Start of Document extract
THE SOUTHWORTH PLANETARIUM

207-780-4249   www.usm.maine.edu/planet

70 Falmouth Street   Portland, Maine 04103

43.6667° N                   70.2667° W 

Altitude:  10 feet below sea level

Founded January 1970

Julian Date: 2458997.16

2019-2020:  CLVII

THE DAILY ASTRONOMER

Friday, May 29, 2020

Remote Planetarium 44: Week 9 Quiz

As our week was shorter, the quiz will be, as well.

Fifteen questions instead of twenty: five questions from each class.

1.  Which ONE of the following is not considered an "improper" stellar motion?

a. diurnal

b. annual

c. precessional

d. space

2.  Diurnal motion shifts a star by about one degree every __________ minute(s).

a.  1

b.  2

c.  4

d. 8

3.  If the star Betelgeuse rises at 9:00 p.m. on October 31st, what time will it rise on December 31st?

a.  9:00 p.m.

b.  1:00 a.m.

c.   5:00 p.m.

d.  12:45 p.m.
End of Document extract
▶ [Task list]:
1. Answer these from the planetarium newsletter, one line each:
(a) What street address is listed?
(b) When was the planetarium founded?
(c) How many questions does the Week 9 quiz have?
2. Update the planetarium newsletter by writing out the part starting with "2019-2020:  CLVII" and going on through "from each class.", putting "briefer" in place of "shorter".
Start of Record excerpts
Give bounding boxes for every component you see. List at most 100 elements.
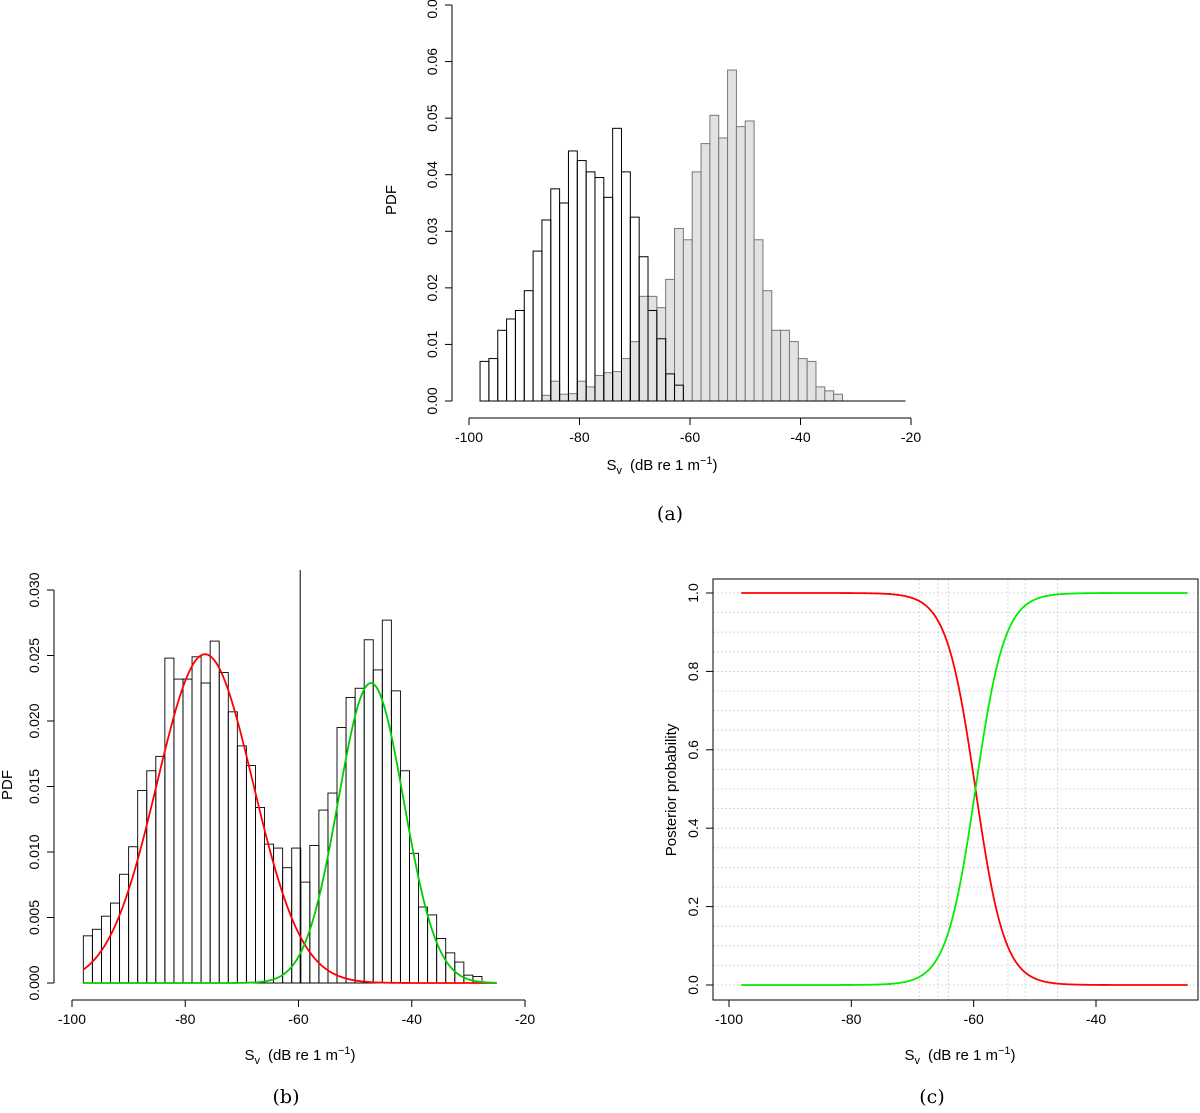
x-axis-label-b: Sv (dB re 1 m−1) — [244, 1045, 355, 1067]
posterior-line-red — [741, 592, 1188, 986]
histogram-bar-a — [506, 318, 516, 402]
histogram-bar-b — [137, 789, 148, 984]
x-tick-label-a: -80 — [569, 429, 589, 445]
histogram-bar-a — [771, 329, 782, 402]
histogram-bar-b — [282, 867, 293, 984]
x-tick-label-b: -60 — [288, 1011, 308, 1027]
histogram-bar-a — [806, 360, 817, 402]
histogram-bar-b — [173, 678, 184, 984]
x-tick-label-c: -60 — [964, 1011, 984, 1027]
chart-panel-b: -100 -80 -60 -40 -20 0.000 0.005 0.010 0.015 0.02… — [0, 570, 535, 1108]
histogram-bar-a — [780, 329, 790, 402]
histogram-bar-b — [164, 657, 175, 984]
histogram-bar-a — [488, 358, 499, 402]
histogram-bar-b — [345, 696, 356, 984]
gaussian-curve-red — [82, 653, 497, 984]
y-tick-label-c: 0.8 — [685, 661, 701, 681]
y-tick-label-a: 0.00 — [424, 387, 440, 414]
histogram-bar-a — [797, 358, 808, 402]
histogram-bar-a — [550, 188, 561, 402]
histogram-bar-b — [318, 809, 329, 984]
x-tick-label-c: -80 — [841, 1011, 861, 1027]
histogram-bar-b — [255, 807, 265, 984]
histogram-bar-a — [585, 171, 596, 402]
histogram-bar-a — [550, 380, 561, 402]
histogram-bars-a — [479, 69, 906, 402]
histogram-bar-a — [585, 386, 596, 402]
histogram-bar-a — [541, 394, 552, 402]
histogram-bar-b — [209, 640, 220, 984]
histogram-bar-a — [479, 360, 490, 402]
y-tick-label-a: 0.05 — [424, 104, 440, 131]
histogram-bar-a — [603, 196, 614, 402]
histogram-bar-b — [218, 672, 229, 984]
histogram-bar-a — [718, 137, 729, 402]
histogram-bar-a — [576, 380, 587, 402]
histogram-bar-b — [182, 678, 193, 984]
posterior-lines-c — [741, 592, 1188, 986]
histogram-bar-b — [200, 682, 211, 984]
y-tick-label-b: 0.015 — [26, 769, 42, 804]
histogram-bar-b — [119, 873, 130, 984]
y-tick-label-b: 0.005 — [26, 900, 42, 935]
histogram-bar-a — [744, 120, 755, 402]
caption-a: (a) — [657, 503, 683, 525]
histogram-bar-a — [788, 341, 799, 402]
histogram-bar-a — [576, 160, 587, 402]
caption-b: (b) — [273, 1086, 300, 1108]
histogram-bar-a — [647, 295, 658, 402]
histogram-bar-b — [82, 935, 93, 984]
histogram-bar-a — [594, 375, 605, 402]
chart-panel-a: -100 -80 -60 -40 -20 0.00 0.01 0.02 0.03 0.04 0.05… — [383, 0, 921, 525]
y-tick-label-c: 0.2 — [685, 897, 701, 917]
y-tick-label-c: 0.6 — [685, 740, 701, 760]
histogram-bar-b — [327, 792, 338, 984]
y-axis-label-a: PDF — [383, 185, 400, 215]
y-tick-label-c: 1.0 — [685, 583, 701, 603]
y-tick-label-a: 0.07 — [424, 0, 440, 19]
histogram-bar-a — [559, 202, 569, 402]
x-axis-label-a: Sv (dB re 1 m−1) — [606, 455, 717, 477]
histogram-bars-b — [82, 570, 497, 984]
y-tick-label-a: 0.01 — [424, 331, 440, 358]
histogram-bar-a — [815, 386, 826, 402]
histogram-bar-b — [363, 639, 374, 984]
y-axis-label-c: Posterior probability — [663, 723, 680, 856]
x-tick-label-c: -40 — [1086, 1011, 1106, 1027]
histogram-bar-a — [700, 143, 711, 402]
y-tick-label-a: 0.03 — [424, 217, 440, 244]
y-tick-label-a: 0.06 — [424, 48, 440, 75]
histogram-bar-b — [264, 843, 275, 984]
histogram-bar-a — [665, 278, 676, 402]
histogram-bar-a — [603, 372, 614, 402]
grid-c — [712, 578, 1199, 1001]
histogram-bar-a — [824, 390, 835, 402]
histogram-bar-b — [155, 755, 166, 984]
histogram-bar-b — [372, 669, 383, 984]
axes-c: -100 -80 -60 -40 0.0 0.2 0.4 0.6 0.8 1.0 — [685, 583, 1106, 1027]
x-tick-label-b: -80 — [175, 1011, 195, 1027]
histogram-bar-a — [559, 393, 569, 402]
x-tick-label-a: -100 — [455, 429, 483, 445]
histogram-bar-a — [727, 69, 737, 402]
histogram-bar-a — [620, 358, 631, 402]
histogram-bar-b — [227, 711, 238, 984]
y-tick-label-b: 0.030 — [26, 572, 42, 607]
y-tick-label-b: 0.000 — [26, 965, 42, 1000]
histogram-bar-a — [629, 341, 640, 402]
fitted-curves-b — [82, 653, 497, 984]
x-tick-label-a: -20 — [901, 429, 921, 445]
histogram-bar-a — [656, 307, 667, 402]
y-tick-label-a: 0.02 — [424, 274, 440, 301]
y-tick-label-c: 0.4 — [685, 818, 701, 838]
x-tick-label-b: -20 — [515, 1011, 535, 1027]
histogram-bar-a — [674, 227, 684, 402]
histogram-bar-a — [762, 290, 773, 402]
histogram-bar-a — [567, 150, 578, 402]
histogram-bar-a — [753, 239, 764, 402]
histogram-bar-b — [236, 745, 247, 984]
histogram-bar-b — [245, 765, 256, 984]
histogram-bar-a — [594, 177, 605, 402]
histogram-bar-b — [427, 914, 438, 984]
End of Record excerpts
▶ [Solutions to the problems]:
1.
(a) 70 Falmouth Street, Portland, Maine 04103
(b) January 1970
(c) Fifteen

2.
2019-2020:  CLVII

THE DAILY ASTRONOMER

Friday, May 29, 2020

Remote Planetarium 44: Week 9 Quiz

As our week was briefer, the quiz will be, as well.

Fifteen questions instead of twenty: five questions from each class.